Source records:
=======
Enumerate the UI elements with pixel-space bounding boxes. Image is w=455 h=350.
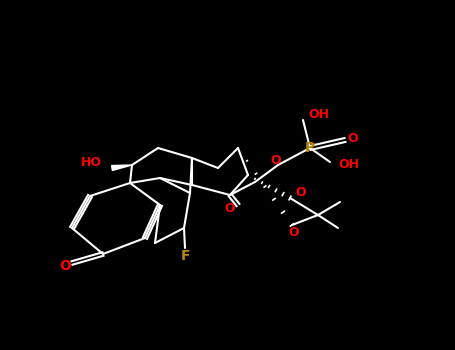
Polygon shape	[111, 165, 132, 170]
Text: O: O	[288, 226, 299, 239]
Text: O: O	[348, 132, 359, 145]
Text: P: P	[305, 141, 315, 155]
Text: HO: HO	[81, 156, 102, 169]
Text: O: O	[225, 202, 235, 215]
Text: O: O	[59, 259, 71, 273]
Text: OH: OH	[338, 159, 359, 172]
Text: O: O	[271, 154, 281, 167]
Text: F: F	[180, 249, 190, 263]
Text: OH: OH	[308, 108, 329, 121]
Text: O: O	[295, 187, 306, 199]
=======
Reproduce everything from the start of the source records down to the line containing "156, 102, 169]", including that line, leaving out the pictures.

Enumerate the UI elements with pixel-space bounding boxes. Image is w=455 h=350.
Polygon shape	[111, 165, 132, 170]
Text: O: O	[288, 226, 299, 239]
Text: O: O	[348, 132, 359, 145]
Text: P: P	[305, 141, 315, 155]
Text: HO: HO	[81, 156, 102, 169]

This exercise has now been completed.